[Part of a data file]
'''

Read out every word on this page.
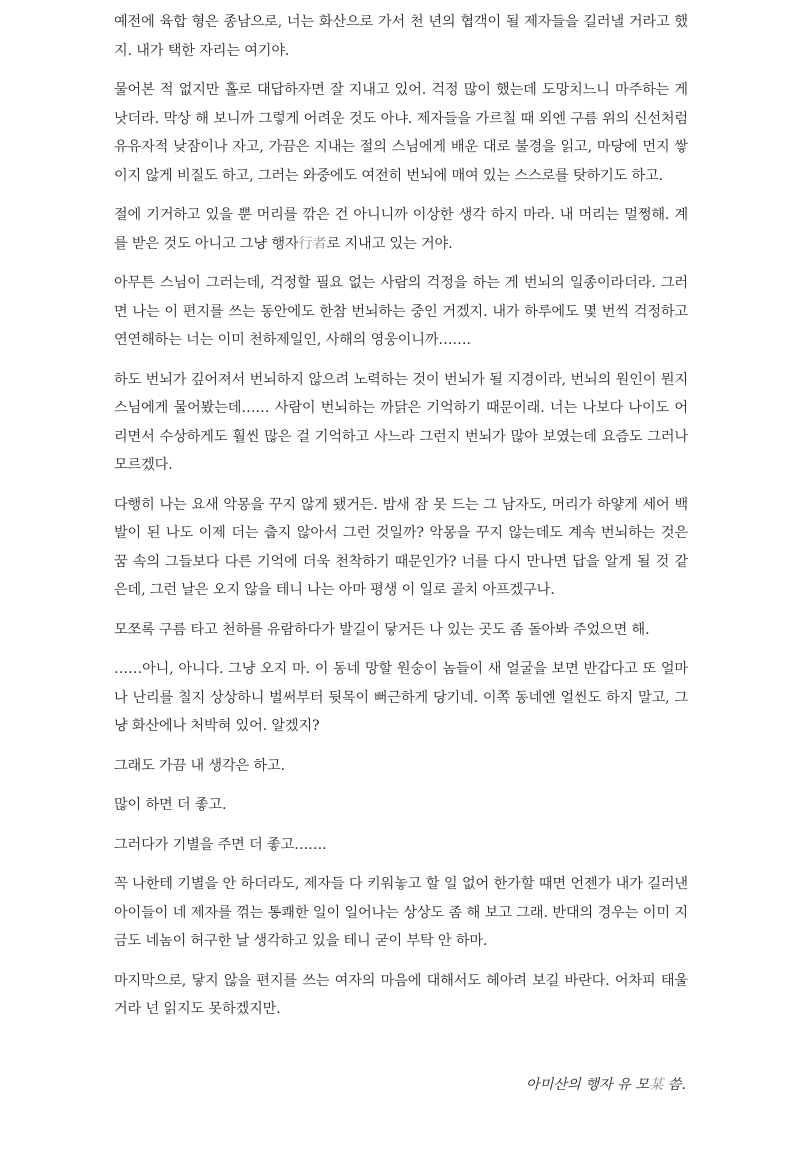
예전에 육합 형은 종남으로, 너는 화산으로 가서 천 년의 협객이 될 제자들을 길러낼 거라고 했지. 내가 택한 자리는 여기야.

물어본 적 없지만 홀로 대답하자면 잘 지내고 있어. 걱정 많이 했는데 도망치느니 마주하는 게 낫더라. 막상 해 보니까 그렇게 어려운 것도 아냐. 제자들을 가르칠 때 외엔 구름 위의 신선처럼 유유자적 낮잠이나 자고, 가끔은 지내는 절의 스님에게 배운 대로 불경을 읽고, 마당에 먼지 쌓이지 않게 비질도 하고, 그러는 와중에도 여전히 번뇌에 매여 있는 스스로를 탓하기도 하고.

절에 기거하고 있을 뿐 머리를 깎은 건 아니니까 이상한 생각 하지 마라. 내 머리는 멀쩡해. 계를 받은 것도 아니고 그냥 행자行者로 지내고 있는 거야.

아무튼 스님이 그러는데, 걱정할 필요 없는 사람의 걱정을 하는 게 번뇌의 일종이라더라. 그러면 나는 이 편지를 쓰는 동안에도 한참 번뇌하는 중인 거겠지. 내가 하루에도 몇 번씩 걱정하고 연연해하는 너는 이미 천하제일인, 사해의 영웅이니까…….

하도 번뇌가 깊어져서 번뇌하지 않으려 노력하는 것이 번뇌가 될 지경이라, 번뇌의 원인이 뭔지 스님에게 물어봤는데…… 사람이 번뇌하는 까닭은 기억하기 때문이래. 너는 나보다 나이도 어리면서 수상하게도 훨씬 많은 걸 기억하고 사느라 그런지 번뇌가 많아 보였는데 요즘도 그러나 모르겠다.

다행히 나는 요새 악몽을 꾸지 않게 됐거든. 밤새 잠 못 드는 그 남자도, 머리가 하얗게 세어 백발이 된 나도 이제 더는 춥지 않아서 그런 것일까? 악몽을 꾸지 않는데도 계속 번뇌하는 것은 꿈 속의 그들보다 다른 기억에 더욱 천착하기 때문인가? 너를 다시 만나면 답을 알게 될 것 같은데, 그런 날은 오지 않을 테니 나는 아마 평생 이 일로 골치 아프겠구나.

모쪼록 구름 타고 천하를 유람하다가 발길이 닿거든 나 있는 곳도 좀 돌아봐 주었으면 해.

……아니, 아니다. 그냥 오지 마. 이 동네 망할 원숭이 놈들이 새 얼굴을 보면 반갑다고 또 얼마나 난리를 칠지 상상하니 벌써부터 뒷목이 뻐근하게 당기네. 이쪽 동네엔 얼씬도 하지 말고, 그냥 화산에나 처박혀 있어. 알겠지?

그래도 가끔 내 생각은 하고.

많이 하면 더 좋고.

그러다가 기별을 주면 더 좋고…….

꼭 나한테 기별을 안 하더라도, 제자들 다 키워놓고 할 일 없어 한가할 때면 언젠가 내가 길러낸 아이들이 네 제자를 꺾는 통쾌한 일이 일어나는 상상도 좀 해 보고 그래. 반대의 경우는 이미 지금도 네놈이 허구한 날 생각하고 있을 테니 굳이 부탁 안 하마.

마지막으로, 닿지 않을 편지를 쓰는 여자의 마음에 대해서도 헤아려 보길 바란다. 어차피 태울 거라 넌 읽지도 못하겠지만.

아미산의 행자 유 모某 씀.
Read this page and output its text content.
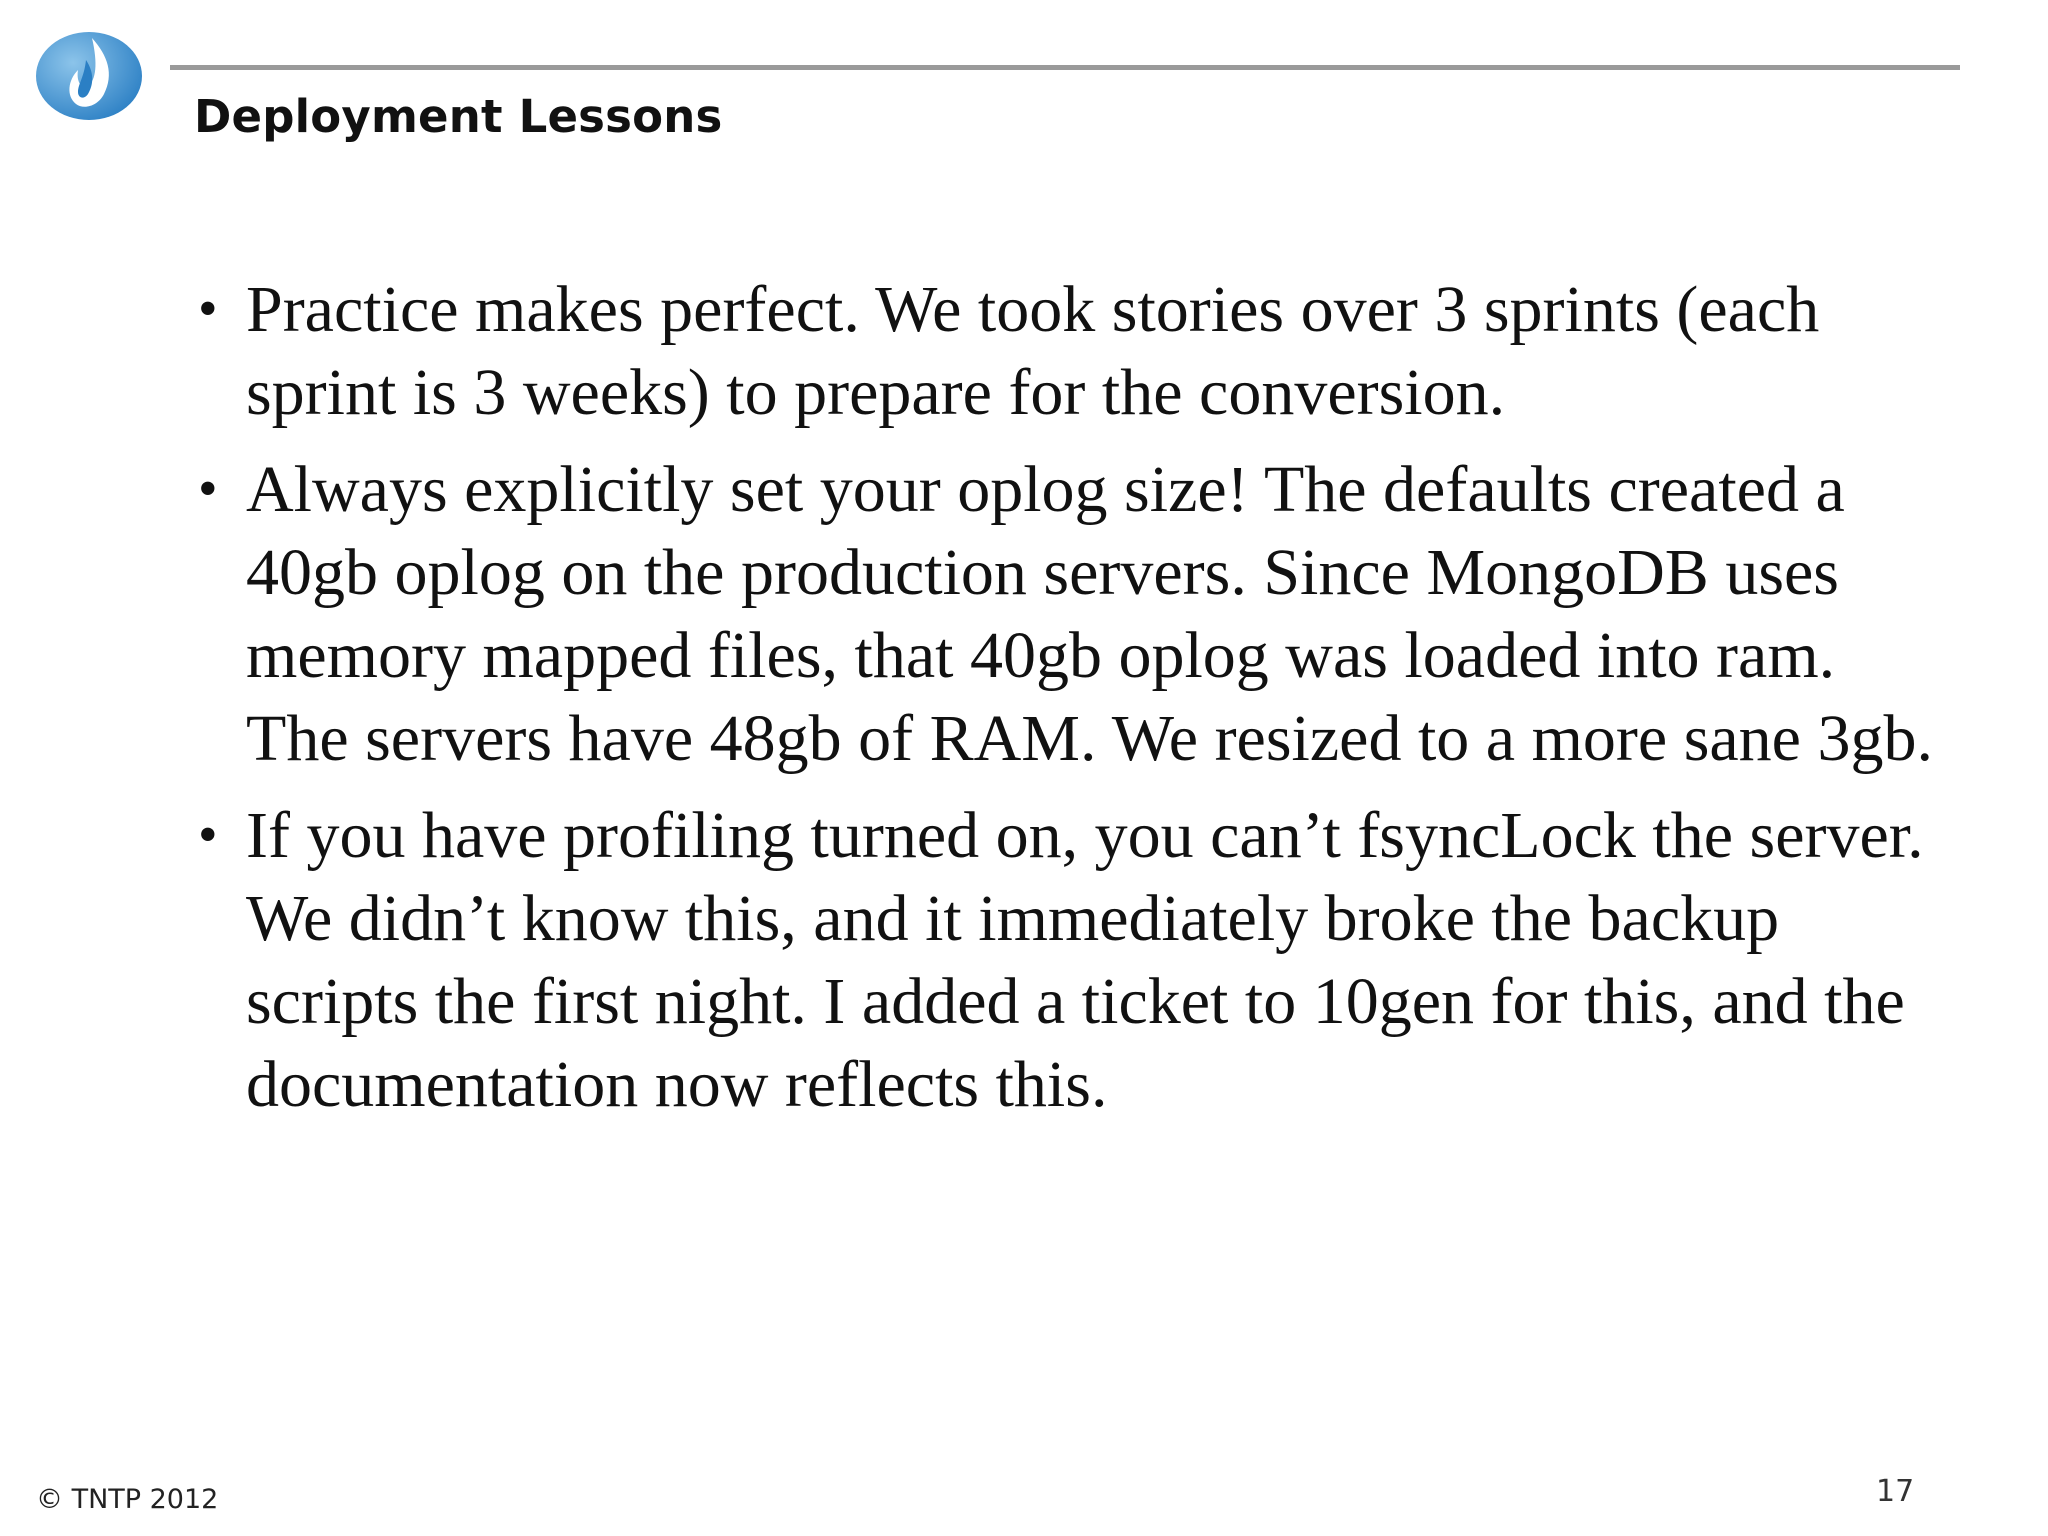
Deployment Lessons
• Practice makes perfect. We took stories over 3 sprints (each sprint is 3 weeks) to prepare for the conversion.
• Always explicitly set your oplog size! The defaults created a 40gb oplog on the production servers. Since MongoDB uses memory mapped files, that 40gb oplog was loaded into ram. The servers have 48gb of RAM. We resized to a more sane 3gb.
• If you have profiling turned on, you can’t fsyncLock the server. We didn’t know this, and it immediately broke the backup scripts the first night. I added a ticket to 10gen for this, and the documentation now reflects this.
© TNTP 2012	17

'''

** REQUIRED WORK **
Copy the final stretch of lines, starting at the one that holds "Read this page and output its text content." and ending at the last line of the data, exactly; omit pictures.

** OUTPUT FOR THIS EXERCISE **
Read this page and output its text content.
Deployment Lessons
• Practice makes perfect. We took stories over 3 sprints (each sprint is 3 weeks) to prepare for the conversion.
• Always explicitly set your oplog size! The defaults created a 40gb oplog on the production servers. Since MongoDB uses memory mapped files, that 40gb oplog was loaded into ram. The servers have 48gb of RAM. We resized to a more sane 3gb.
• If you have profiling turned on, you can’t fsyncLock the server. We didn’t know this, and it immediately broke the backup scripts the first night. I added a ticket to 10gen for this, and the documentation now reflects this.
© TNTP 2012	17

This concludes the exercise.